Task description:
Give the number of lines below that contain the word "TAQA", and nothing else.

* * * * * * * * *

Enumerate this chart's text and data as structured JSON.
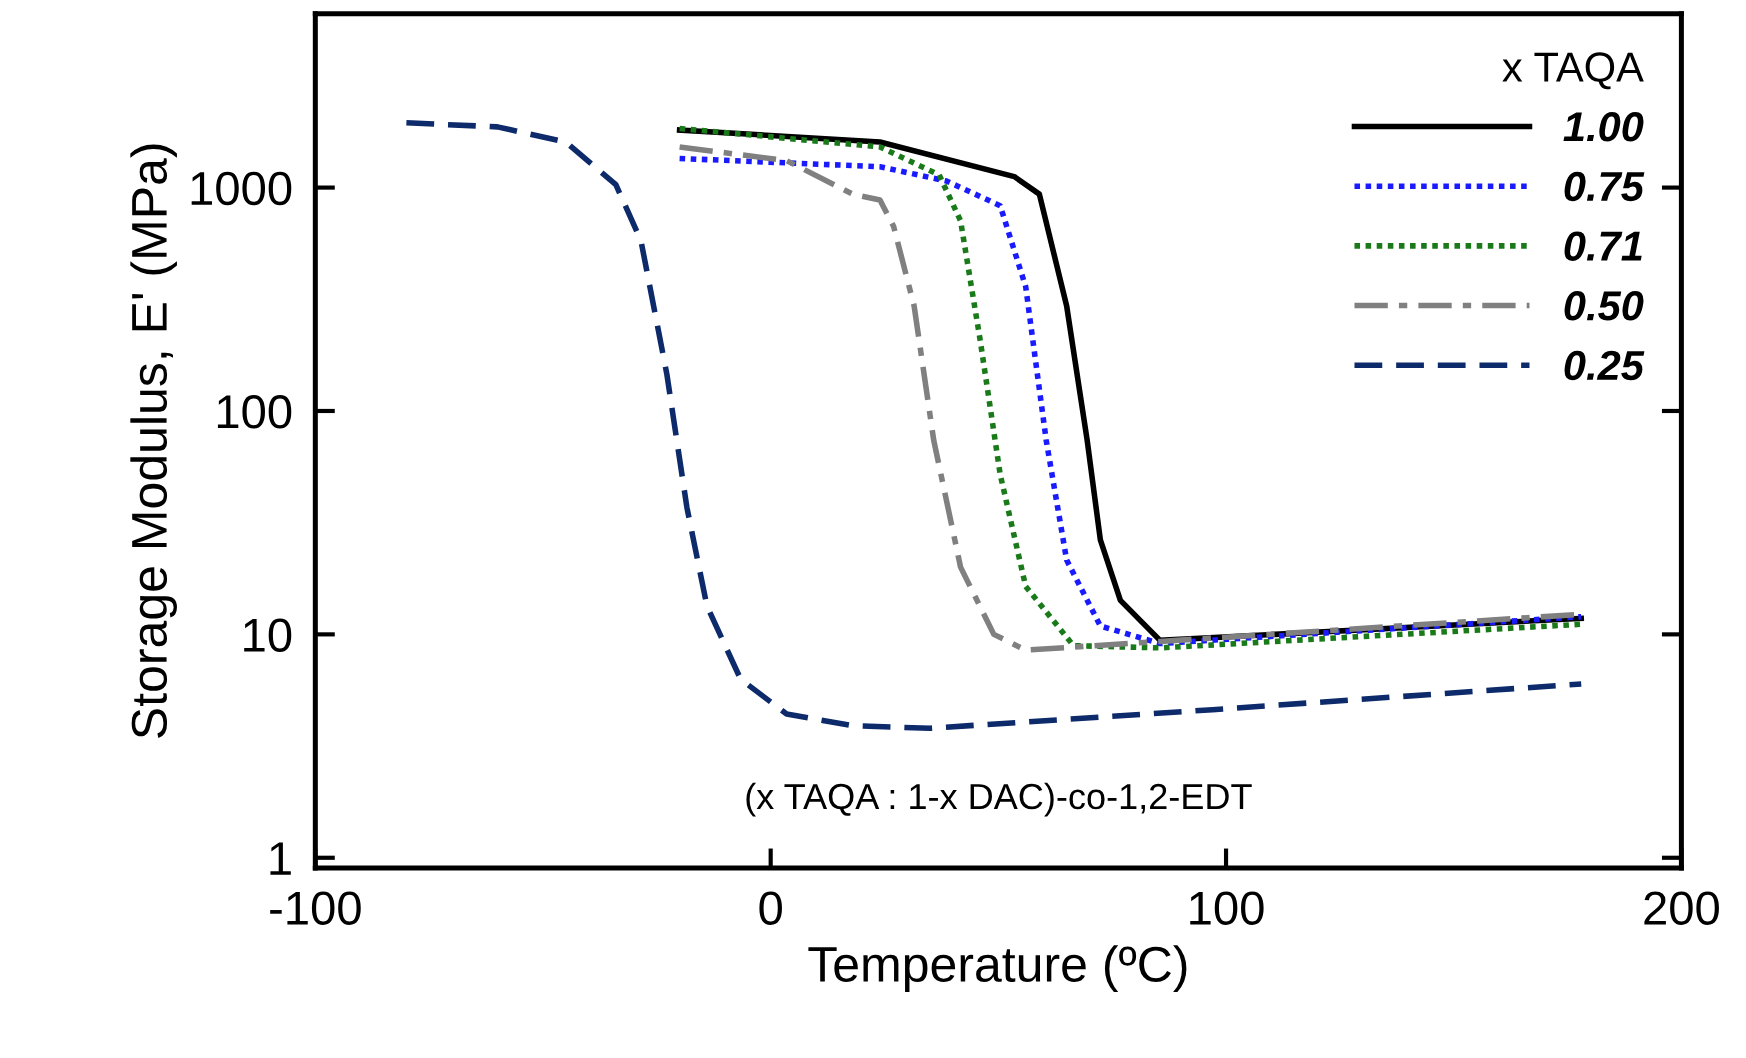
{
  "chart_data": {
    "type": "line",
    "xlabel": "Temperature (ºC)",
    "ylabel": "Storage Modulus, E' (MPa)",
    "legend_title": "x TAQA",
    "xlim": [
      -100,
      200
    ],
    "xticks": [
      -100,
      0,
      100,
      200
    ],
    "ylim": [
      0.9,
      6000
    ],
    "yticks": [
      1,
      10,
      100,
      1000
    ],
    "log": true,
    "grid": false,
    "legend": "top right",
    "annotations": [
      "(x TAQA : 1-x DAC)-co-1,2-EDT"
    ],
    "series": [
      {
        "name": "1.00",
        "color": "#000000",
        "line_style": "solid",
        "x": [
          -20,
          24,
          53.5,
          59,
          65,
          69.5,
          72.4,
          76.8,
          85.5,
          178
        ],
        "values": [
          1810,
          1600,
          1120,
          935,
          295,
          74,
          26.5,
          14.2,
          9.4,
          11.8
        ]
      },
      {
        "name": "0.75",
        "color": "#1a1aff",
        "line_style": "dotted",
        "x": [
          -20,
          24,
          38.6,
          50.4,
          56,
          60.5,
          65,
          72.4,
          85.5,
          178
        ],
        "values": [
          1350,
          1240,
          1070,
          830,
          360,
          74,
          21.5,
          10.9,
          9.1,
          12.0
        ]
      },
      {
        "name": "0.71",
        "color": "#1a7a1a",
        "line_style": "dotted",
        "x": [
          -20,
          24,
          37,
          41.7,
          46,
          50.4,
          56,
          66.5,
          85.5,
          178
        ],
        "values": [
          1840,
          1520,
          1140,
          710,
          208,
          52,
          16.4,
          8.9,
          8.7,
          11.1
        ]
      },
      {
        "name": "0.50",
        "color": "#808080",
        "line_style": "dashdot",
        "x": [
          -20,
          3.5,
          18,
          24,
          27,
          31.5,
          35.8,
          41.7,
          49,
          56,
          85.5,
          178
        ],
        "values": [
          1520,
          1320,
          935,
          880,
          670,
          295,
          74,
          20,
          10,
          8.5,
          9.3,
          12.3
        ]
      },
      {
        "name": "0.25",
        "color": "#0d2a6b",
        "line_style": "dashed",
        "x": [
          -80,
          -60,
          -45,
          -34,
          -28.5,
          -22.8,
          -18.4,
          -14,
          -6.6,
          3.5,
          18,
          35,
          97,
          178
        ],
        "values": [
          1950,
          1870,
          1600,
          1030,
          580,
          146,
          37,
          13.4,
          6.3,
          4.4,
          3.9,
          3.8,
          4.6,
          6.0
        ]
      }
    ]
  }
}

* * * * * * * * *

Task answer:
2